## Start Information shown

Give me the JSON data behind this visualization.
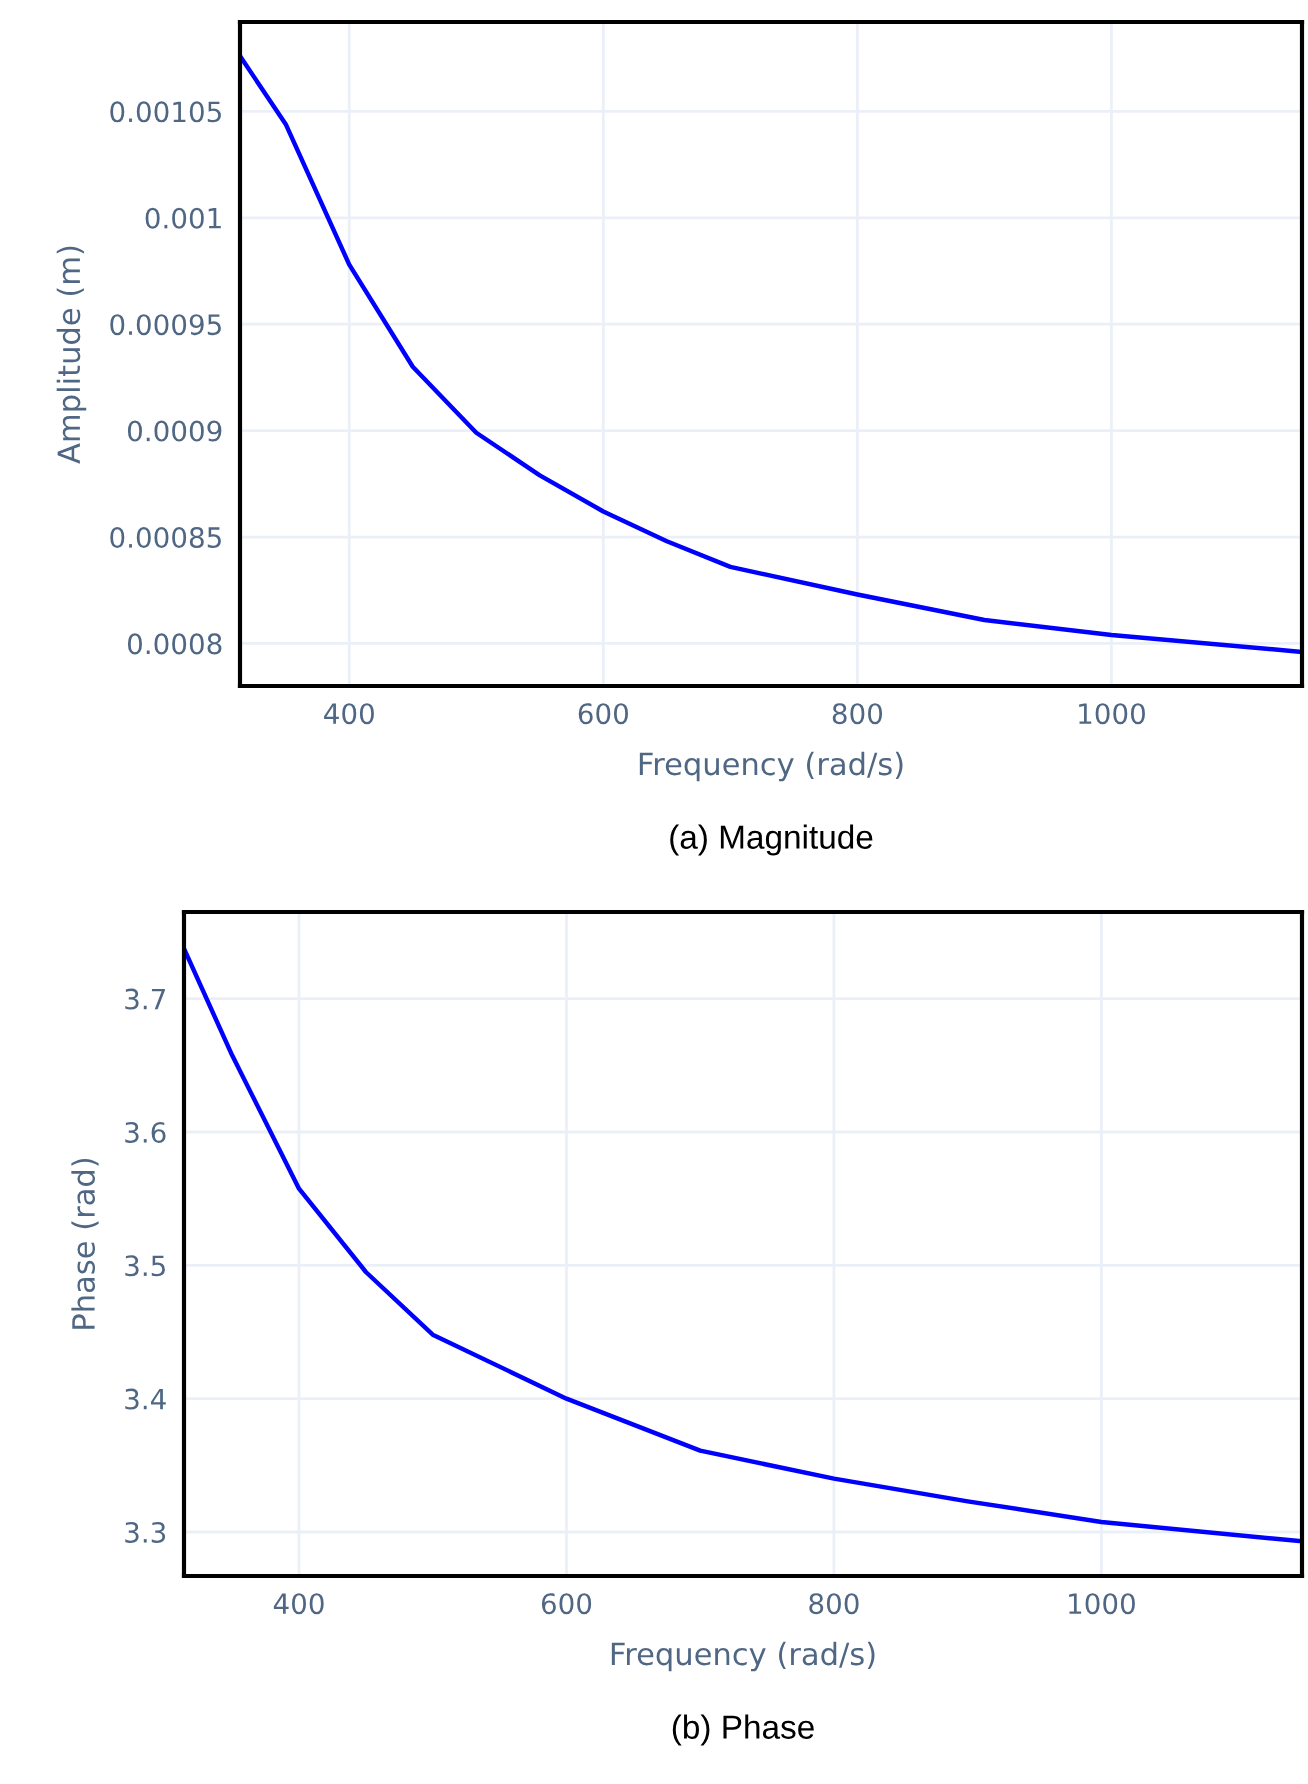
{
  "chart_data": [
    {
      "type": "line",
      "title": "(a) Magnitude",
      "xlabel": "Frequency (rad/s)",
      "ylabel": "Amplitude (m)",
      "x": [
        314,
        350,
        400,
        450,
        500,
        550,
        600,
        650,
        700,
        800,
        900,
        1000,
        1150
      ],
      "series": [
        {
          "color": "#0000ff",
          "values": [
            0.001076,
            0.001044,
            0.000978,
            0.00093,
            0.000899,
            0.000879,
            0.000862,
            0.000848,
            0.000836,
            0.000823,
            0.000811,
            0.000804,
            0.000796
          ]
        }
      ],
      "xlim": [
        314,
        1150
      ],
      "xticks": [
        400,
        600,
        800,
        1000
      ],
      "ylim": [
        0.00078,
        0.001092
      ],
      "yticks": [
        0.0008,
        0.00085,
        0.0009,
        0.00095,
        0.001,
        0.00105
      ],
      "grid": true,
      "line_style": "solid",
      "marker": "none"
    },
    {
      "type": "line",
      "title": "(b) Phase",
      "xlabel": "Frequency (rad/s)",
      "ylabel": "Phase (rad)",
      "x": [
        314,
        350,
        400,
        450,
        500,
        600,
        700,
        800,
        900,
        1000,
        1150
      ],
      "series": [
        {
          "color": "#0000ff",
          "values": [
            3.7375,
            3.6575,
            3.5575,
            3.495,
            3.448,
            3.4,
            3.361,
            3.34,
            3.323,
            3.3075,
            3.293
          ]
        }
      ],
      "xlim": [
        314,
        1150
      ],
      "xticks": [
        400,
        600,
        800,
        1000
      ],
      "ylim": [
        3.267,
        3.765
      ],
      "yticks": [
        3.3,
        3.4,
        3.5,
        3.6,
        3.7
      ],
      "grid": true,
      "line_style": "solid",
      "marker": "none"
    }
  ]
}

## End Information shown

Repeat each entry exactly. Pictures do not belong in the copy.

:: Exercise solution ::
Give me the JSON data behind this visualization.
{
  "chart_data": [
    {
      "type": "line",
      "title": "(a) Magnitude",
      "xlabel": "Frequency (rad/s)",
      "ylabel": "Amplitude (m)",
      "x": [
        314,
        350,
        400,
        450,
        500,
        550,
        600,
        650,
        700,
        800,
        900,
        1000,
        1150
      ],
      "series": [
        {
          "color": "#0000ff",
          "values": [
            0.001076,
            0.001044,
            0.000978,
            0.00093,
            0.000899,
            0.000879,
            0.000862,
            0.000848,
            0.000836,
            0.000823,
            0.000811,
            0.000804,
            0.000796
          ]
        }
      ],
      "xlim": [
        314,
        1150
      ],
      "xticks": [
        400,
        600,
        800,
        1000
      ],
      "ylim": [
        0.00078,
        0.001092
      ],
      "yticks": [
        0.0008,
        0.00085,
        0.0009,
        0.00095,
        0.001,
        0.00105
      ],
      "grid": true,
      "line_style": "solid",
      "marker": "none"
    },
    {
      "type": "line",
      "title": "(b) Phase",
      "xlabel": "Frequency (rad/s)",
      "ylabel": "Phase (rad)",
      "x": [
        314,
        350,
        400,
        450,
        500,
        600,
        700,
        800,
        900,
        1000,
        1150
      ],
      "series": [
        {
          "color": "#0000ff",
          "values": [
            3.7375,
            3.6575,
            3.5575,
            3.495,
            3.448,
            3.4,
            3.361,
            3.34,
            3.323,
            3.3075,
            3.293
          ]
        }
      ],
      "xlim": [
        314,
        1150
      ],
      "xticks": [
        400,
        600,
        800,
        1000
      ],
      "ylim": [
        3.267,
        3.765
      ],
      "yticks": [
        3.3,
        3.4,
        3.5,
        3.6,
        3.7
      ],
      "grid": true,
      "line_style": "solid",
      "marker": "none"
    }
  ]
}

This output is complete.